WHAT THE TASK ASKS:
Find each line containing the string "green". Copy it.

Data tied to figure images:
·····
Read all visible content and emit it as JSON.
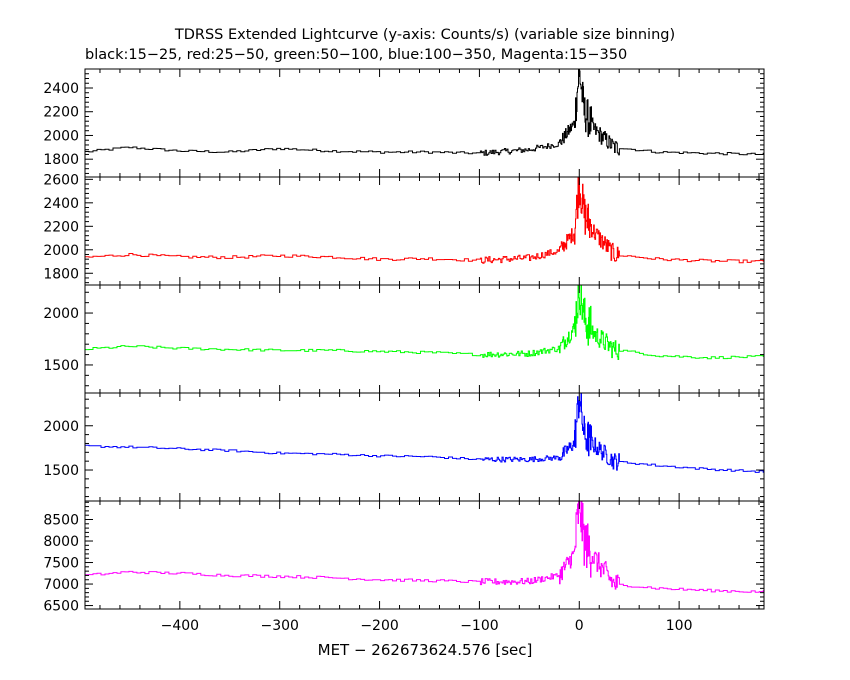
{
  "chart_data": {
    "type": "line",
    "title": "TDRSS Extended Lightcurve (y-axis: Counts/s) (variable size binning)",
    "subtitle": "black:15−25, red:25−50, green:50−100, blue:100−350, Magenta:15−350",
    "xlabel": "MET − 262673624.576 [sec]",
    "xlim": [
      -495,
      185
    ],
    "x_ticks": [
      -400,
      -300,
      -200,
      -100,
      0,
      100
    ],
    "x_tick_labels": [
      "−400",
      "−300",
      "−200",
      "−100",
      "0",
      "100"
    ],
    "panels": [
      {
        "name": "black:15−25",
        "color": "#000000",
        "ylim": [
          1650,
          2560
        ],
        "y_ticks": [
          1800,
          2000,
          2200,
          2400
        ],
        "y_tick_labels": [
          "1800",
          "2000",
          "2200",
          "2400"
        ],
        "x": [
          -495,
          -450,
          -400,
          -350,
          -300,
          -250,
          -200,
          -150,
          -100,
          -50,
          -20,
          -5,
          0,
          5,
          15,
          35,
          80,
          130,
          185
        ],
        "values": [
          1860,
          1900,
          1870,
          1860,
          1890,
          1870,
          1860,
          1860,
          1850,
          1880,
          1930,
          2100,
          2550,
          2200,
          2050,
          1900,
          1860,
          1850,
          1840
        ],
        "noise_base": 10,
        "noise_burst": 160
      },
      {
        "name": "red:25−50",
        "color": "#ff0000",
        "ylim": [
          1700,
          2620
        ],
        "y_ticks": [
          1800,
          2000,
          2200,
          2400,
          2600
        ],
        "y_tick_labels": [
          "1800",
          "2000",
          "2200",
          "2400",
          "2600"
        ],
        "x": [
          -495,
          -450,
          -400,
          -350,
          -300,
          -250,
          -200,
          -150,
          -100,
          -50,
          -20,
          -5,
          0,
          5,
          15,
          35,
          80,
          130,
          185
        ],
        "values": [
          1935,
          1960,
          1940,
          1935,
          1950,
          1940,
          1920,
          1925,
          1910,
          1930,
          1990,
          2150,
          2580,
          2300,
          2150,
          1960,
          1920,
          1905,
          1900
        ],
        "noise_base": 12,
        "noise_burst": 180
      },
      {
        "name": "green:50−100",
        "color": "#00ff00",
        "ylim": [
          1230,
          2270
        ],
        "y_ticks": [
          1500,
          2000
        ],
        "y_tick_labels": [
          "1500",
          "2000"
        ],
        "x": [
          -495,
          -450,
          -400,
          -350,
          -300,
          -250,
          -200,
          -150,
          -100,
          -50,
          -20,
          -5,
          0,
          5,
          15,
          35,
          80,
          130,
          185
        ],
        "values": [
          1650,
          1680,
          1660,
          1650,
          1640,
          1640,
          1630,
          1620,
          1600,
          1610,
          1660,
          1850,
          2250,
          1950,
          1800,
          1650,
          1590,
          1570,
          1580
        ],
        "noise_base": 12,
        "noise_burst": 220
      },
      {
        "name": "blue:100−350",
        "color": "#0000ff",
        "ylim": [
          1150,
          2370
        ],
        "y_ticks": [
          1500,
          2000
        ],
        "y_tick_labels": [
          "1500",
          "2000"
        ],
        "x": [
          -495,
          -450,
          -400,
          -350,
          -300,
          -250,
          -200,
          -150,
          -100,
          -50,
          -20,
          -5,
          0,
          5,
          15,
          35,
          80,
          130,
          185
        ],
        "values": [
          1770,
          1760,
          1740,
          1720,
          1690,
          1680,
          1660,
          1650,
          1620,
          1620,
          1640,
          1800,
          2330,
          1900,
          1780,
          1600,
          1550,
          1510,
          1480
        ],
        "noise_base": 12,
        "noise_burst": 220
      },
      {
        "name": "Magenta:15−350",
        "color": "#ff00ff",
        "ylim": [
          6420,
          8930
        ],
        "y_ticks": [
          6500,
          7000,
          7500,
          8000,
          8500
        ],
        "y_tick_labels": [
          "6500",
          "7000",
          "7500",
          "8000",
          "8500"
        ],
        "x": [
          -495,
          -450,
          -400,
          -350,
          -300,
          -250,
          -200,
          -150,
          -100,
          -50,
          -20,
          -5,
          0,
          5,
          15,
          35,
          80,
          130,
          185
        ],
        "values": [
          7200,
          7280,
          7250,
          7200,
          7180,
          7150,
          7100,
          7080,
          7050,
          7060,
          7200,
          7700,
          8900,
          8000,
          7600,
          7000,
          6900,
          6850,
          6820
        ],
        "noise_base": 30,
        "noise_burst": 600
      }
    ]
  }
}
·····
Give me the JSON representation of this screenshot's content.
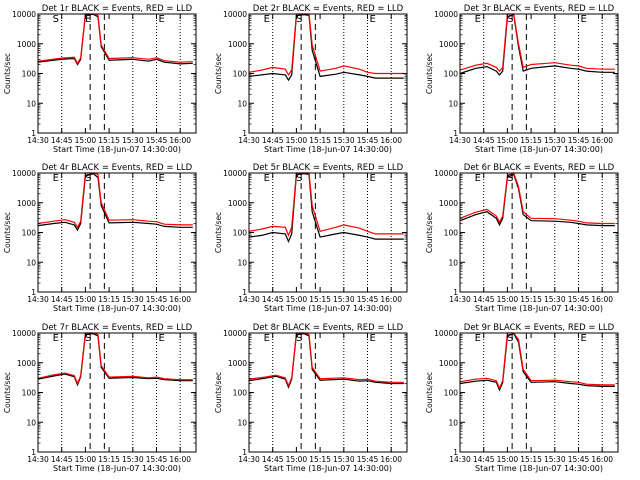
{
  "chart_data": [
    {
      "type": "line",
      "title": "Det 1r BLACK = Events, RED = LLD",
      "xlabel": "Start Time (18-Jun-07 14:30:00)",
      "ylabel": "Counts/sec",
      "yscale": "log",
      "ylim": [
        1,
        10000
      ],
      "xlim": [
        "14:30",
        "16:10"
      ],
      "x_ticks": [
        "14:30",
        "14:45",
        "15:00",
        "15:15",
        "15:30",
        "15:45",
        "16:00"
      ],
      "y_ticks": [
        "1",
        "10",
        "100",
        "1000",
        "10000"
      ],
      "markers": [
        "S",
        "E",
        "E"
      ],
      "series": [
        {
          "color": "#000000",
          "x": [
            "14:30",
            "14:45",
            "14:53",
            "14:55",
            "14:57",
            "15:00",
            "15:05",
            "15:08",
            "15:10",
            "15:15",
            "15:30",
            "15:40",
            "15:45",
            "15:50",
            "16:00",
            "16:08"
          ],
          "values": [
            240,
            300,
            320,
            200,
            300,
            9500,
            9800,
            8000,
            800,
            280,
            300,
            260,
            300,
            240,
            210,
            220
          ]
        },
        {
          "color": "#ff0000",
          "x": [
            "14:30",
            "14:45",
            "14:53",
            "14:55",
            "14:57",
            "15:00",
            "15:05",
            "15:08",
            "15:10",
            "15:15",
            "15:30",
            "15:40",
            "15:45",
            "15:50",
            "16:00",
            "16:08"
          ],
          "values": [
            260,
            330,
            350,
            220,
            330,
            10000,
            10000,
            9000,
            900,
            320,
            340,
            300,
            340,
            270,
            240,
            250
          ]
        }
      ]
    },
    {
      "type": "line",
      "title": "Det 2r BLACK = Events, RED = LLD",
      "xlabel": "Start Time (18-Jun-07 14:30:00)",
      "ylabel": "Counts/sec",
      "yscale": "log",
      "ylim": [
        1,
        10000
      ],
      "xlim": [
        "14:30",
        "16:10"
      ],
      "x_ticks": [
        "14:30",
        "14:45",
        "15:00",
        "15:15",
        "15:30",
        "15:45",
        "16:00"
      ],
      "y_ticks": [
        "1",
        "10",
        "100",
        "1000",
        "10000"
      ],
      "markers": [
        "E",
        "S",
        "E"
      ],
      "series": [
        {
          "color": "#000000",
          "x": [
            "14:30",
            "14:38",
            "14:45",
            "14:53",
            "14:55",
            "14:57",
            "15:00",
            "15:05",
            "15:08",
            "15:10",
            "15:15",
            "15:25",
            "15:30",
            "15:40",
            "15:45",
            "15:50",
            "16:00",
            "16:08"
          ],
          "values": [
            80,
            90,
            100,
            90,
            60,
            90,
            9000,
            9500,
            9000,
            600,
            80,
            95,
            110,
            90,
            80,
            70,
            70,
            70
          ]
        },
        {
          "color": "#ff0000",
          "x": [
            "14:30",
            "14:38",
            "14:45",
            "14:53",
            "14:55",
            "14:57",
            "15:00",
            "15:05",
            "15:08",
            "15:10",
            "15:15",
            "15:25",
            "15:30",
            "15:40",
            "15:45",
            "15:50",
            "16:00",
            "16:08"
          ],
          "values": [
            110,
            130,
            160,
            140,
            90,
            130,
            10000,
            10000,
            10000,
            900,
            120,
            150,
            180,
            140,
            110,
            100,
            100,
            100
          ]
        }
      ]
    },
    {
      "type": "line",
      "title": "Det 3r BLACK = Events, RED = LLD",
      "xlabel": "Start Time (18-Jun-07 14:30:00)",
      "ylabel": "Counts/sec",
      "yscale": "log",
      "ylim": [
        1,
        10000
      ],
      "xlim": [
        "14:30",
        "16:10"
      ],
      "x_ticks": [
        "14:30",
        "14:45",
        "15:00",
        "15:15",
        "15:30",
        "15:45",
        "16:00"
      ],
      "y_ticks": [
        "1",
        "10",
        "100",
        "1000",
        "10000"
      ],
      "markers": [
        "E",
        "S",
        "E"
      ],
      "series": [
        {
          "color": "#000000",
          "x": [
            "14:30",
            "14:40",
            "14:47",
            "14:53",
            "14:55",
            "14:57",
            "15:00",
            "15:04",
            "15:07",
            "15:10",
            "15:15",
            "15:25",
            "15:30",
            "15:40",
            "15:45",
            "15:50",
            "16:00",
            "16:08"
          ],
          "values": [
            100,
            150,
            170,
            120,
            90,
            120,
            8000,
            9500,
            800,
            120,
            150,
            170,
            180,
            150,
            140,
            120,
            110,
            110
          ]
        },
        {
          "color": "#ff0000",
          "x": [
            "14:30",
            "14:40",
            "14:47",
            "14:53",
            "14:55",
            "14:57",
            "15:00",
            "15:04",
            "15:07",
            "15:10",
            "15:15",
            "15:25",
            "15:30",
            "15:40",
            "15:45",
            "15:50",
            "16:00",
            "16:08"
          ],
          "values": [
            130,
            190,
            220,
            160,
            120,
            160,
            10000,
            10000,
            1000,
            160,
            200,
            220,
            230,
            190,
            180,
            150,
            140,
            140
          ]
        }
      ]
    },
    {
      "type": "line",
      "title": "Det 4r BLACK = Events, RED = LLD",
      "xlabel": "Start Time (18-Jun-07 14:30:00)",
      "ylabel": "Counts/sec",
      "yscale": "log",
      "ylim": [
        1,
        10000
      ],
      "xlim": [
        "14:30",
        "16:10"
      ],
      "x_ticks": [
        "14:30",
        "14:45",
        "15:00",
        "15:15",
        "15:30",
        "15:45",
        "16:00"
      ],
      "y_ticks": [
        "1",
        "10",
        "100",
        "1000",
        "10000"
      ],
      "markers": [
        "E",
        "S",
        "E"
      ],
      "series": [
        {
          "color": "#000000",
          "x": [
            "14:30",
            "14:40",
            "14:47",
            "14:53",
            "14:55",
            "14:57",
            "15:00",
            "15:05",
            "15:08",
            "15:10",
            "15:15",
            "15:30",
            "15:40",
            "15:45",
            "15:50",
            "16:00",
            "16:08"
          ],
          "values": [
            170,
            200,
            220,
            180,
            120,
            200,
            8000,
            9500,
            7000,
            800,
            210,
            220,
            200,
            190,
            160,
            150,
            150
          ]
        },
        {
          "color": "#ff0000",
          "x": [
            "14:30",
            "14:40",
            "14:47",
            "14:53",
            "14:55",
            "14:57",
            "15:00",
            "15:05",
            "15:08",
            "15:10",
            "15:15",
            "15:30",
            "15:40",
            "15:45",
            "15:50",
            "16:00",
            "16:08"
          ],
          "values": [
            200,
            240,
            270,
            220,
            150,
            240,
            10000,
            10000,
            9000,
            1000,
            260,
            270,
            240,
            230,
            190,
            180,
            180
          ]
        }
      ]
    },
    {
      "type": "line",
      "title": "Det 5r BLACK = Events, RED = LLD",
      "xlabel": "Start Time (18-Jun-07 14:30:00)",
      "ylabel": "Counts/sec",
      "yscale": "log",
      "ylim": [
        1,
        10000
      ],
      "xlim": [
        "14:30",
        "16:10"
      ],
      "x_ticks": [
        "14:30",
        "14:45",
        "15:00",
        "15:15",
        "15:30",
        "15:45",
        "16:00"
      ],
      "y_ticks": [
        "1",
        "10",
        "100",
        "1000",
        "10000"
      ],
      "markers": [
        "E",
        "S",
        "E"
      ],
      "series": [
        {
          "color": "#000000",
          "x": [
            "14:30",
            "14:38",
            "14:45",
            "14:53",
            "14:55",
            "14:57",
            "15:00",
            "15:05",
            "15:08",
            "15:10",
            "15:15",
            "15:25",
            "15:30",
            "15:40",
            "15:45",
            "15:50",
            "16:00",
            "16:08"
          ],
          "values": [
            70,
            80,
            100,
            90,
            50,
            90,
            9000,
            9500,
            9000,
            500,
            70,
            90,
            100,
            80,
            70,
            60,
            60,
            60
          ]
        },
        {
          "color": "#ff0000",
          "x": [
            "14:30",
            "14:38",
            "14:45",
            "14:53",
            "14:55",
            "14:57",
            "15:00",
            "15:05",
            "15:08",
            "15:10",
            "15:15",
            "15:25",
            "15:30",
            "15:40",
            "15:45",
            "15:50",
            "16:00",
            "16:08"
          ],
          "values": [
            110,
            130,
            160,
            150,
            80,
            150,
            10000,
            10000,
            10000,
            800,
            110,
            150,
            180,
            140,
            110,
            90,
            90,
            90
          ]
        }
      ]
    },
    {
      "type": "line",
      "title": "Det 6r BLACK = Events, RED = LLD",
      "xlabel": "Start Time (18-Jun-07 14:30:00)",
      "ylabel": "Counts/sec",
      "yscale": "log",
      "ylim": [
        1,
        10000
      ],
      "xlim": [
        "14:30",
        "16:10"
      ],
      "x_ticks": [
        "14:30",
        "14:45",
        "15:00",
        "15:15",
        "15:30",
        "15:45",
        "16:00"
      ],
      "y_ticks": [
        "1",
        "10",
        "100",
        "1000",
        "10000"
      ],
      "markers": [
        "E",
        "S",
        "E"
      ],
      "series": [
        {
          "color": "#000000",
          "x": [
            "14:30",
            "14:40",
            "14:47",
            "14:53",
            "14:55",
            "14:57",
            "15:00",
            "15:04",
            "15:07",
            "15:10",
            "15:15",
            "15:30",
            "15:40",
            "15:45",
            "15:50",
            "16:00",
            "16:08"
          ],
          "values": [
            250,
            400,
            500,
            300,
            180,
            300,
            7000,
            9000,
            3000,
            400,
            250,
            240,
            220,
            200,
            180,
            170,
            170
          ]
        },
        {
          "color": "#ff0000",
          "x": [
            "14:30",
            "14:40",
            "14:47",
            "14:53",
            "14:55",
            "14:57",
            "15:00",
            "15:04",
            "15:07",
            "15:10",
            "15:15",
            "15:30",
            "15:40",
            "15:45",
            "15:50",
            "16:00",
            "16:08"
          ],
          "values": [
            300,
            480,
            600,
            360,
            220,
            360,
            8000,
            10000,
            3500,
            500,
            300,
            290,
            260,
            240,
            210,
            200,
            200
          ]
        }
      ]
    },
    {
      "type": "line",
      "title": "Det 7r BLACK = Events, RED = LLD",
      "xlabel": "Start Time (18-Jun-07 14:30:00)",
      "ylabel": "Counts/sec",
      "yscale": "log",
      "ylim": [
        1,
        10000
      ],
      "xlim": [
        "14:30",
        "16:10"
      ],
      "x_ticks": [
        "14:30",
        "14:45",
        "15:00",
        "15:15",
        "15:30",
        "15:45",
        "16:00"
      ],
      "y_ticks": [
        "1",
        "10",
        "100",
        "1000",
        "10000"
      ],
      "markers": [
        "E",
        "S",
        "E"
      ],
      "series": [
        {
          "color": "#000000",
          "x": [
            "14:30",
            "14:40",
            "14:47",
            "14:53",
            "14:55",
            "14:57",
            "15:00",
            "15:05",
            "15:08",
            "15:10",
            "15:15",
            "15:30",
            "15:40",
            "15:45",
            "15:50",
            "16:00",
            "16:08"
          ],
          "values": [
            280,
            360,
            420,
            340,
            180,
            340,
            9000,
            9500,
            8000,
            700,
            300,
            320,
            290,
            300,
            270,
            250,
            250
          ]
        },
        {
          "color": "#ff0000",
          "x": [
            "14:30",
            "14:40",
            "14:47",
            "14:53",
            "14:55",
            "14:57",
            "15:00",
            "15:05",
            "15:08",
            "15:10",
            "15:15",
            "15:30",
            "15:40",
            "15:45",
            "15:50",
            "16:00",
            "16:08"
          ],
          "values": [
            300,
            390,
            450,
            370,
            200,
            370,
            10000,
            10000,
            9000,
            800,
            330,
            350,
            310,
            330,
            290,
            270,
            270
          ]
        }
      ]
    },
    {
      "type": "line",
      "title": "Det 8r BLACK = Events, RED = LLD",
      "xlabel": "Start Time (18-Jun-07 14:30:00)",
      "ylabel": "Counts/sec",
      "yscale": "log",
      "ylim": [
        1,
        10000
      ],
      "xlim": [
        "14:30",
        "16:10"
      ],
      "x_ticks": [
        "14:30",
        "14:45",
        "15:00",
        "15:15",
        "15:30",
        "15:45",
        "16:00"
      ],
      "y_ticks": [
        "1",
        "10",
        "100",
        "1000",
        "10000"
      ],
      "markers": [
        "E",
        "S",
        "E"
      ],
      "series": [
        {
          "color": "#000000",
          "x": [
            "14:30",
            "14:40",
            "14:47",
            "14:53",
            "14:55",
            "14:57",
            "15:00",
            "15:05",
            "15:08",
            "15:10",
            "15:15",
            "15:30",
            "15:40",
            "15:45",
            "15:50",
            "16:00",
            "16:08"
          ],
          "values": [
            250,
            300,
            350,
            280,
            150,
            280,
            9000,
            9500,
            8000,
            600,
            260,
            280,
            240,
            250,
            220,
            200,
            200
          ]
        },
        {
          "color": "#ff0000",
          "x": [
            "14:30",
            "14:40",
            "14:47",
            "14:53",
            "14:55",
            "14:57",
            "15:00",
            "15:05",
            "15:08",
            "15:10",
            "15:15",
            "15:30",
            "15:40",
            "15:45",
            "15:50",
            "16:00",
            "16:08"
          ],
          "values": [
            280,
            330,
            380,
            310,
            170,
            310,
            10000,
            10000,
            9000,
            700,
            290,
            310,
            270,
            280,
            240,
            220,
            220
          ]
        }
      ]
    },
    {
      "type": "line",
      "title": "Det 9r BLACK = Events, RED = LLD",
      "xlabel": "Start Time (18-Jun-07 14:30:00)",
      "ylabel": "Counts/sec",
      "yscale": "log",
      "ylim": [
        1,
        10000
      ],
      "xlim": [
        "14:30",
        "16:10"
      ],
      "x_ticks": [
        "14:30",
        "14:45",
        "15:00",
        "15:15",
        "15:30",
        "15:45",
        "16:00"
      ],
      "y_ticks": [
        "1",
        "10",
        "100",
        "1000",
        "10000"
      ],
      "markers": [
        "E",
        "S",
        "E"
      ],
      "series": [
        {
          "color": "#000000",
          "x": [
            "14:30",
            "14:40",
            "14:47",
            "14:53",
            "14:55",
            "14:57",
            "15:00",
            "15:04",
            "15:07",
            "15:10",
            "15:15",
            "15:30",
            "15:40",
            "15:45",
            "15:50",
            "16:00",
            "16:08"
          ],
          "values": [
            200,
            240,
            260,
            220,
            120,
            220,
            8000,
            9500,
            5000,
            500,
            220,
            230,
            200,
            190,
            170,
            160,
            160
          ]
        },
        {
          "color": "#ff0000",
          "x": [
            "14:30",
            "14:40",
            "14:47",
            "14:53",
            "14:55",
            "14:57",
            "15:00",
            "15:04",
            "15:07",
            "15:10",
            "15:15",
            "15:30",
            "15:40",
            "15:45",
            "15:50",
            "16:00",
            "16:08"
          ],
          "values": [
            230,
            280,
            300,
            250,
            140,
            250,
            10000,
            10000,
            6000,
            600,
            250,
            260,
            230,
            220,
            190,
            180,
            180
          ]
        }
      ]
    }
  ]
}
·····
EXERCISE RESULT:
    "subtitle": "black:15−25, red:25−50, green:50−100, blue:100−350, Magenta:15−350",
        "name": "green:50−100",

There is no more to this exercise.